(What the exercise asks):
Which lines in the records below contain the word "description"? Copy each one out.

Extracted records
-=-=-=-=-

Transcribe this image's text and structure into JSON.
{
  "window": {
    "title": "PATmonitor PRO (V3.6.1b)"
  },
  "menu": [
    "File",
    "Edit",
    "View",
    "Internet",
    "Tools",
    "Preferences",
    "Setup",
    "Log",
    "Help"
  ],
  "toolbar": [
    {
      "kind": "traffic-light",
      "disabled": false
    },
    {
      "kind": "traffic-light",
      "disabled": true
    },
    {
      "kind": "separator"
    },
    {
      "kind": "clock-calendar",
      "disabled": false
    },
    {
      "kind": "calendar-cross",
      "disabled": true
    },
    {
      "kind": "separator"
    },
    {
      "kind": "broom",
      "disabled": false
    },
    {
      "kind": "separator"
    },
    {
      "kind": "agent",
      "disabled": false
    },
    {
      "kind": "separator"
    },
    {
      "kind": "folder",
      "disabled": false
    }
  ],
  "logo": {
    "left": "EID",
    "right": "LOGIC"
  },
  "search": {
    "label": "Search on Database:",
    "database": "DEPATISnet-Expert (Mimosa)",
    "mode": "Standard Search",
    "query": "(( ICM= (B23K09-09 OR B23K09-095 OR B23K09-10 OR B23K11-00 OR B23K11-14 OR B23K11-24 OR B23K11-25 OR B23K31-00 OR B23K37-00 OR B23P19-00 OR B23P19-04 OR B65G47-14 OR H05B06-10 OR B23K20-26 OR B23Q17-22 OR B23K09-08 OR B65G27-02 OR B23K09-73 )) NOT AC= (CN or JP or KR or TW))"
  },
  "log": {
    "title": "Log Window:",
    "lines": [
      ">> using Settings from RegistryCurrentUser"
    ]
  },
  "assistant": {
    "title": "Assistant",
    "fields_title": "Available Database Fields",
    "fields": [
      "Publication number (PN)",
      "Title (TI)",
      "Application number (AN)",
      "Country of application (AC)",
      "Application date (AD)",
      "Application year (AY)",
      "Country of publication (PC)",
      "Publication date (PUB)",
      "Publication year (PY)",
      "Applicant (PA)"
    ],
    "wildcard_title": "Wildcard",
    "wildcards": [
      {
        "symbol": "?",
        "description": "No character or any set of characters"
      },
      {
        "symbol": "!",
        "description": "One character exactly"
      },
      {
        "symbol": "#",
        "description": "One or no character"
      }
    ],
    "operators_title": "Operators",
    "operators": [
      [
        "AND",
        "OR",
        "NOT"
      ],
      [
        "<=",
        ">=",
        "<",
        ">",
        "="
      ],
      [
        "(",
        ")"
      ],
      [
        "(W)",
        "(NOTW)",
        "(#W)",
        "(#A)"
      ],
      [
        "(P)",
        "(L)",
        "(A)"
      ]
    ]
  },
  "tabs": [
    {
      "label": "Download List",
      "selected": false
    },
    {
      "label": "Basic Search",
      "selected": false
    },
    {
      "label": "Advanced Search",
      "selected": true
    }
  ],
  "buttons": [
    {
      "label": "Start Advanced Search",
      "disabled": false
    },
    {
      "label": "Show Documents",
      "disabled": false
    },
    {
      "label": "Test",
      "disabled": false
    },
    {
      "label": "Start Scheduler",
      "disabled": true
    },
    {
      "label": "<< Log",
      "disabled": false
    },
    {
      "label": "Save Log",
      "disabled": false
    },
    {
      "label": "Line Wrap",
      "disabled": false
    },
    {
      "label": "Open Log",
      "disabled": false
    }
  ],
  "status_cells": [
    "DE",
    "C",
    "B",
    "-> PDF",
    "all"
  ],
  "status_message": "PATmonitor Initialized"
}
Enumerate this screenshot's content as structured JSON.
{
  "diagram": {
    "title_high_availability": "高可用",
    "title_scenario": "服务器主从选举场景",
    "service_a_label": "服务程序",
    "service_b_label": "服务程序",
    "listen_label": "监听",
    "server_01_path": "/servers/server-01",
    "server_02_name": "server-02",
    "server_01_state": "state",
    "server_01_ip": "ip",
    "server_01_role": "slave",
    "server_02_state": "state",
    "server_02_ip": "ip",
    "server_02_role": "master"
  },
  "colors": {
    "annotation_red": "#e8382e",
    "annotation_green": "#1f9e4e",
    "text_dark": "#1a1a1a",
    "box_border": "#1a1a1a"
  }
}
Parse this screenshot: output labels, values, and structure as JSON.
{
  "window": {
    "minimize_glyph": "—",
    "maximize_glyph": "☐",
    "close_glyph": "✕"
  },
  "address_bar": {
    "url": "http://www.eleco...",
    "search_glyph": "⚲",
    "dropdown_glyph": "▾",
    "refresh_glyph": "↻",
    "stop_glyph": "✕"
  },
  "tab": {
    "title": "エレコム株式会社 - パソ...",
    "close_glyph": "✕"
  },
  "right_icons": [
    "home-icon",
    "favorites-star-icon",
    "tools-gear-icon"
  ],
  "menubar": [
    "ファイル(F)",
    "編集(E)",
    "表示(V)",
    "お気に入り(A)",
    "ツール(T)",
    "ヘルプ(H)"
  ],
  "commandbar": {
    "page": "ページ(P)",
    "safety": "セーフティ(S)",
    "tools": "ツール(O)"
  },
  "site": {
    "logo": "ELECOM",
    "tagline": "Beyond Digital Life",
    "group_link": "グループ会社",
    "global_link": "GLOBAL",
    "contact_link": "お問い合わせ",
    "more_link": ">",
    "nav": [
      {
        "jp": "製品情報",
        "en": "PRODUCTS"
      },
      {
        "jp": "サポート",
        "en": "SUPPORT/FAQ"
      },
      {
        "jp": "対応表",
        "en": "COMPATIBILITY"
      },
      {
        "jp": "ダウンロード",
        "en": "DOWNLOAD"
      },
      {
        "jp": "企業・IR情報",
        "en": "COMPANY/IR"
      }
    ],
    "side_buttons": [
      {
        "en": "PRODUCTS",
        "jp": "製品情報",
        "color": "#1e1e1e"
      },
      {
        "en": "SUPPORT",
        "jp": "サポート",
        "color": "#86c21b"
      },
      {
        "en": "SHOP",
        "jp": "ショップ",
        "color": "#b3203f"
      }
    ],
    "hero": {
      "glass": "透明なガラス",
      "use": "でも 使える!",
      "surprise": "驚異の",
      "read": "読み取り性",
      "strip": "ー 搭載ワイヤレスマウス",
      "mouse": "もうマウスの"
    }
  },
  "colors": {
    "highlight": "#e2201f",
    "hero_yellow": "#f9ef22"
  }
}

-=-=-=-=-

(Response below):
        "description": "No character or any set of characters"
        "description": "One character exactly"
        "description": "One or no character"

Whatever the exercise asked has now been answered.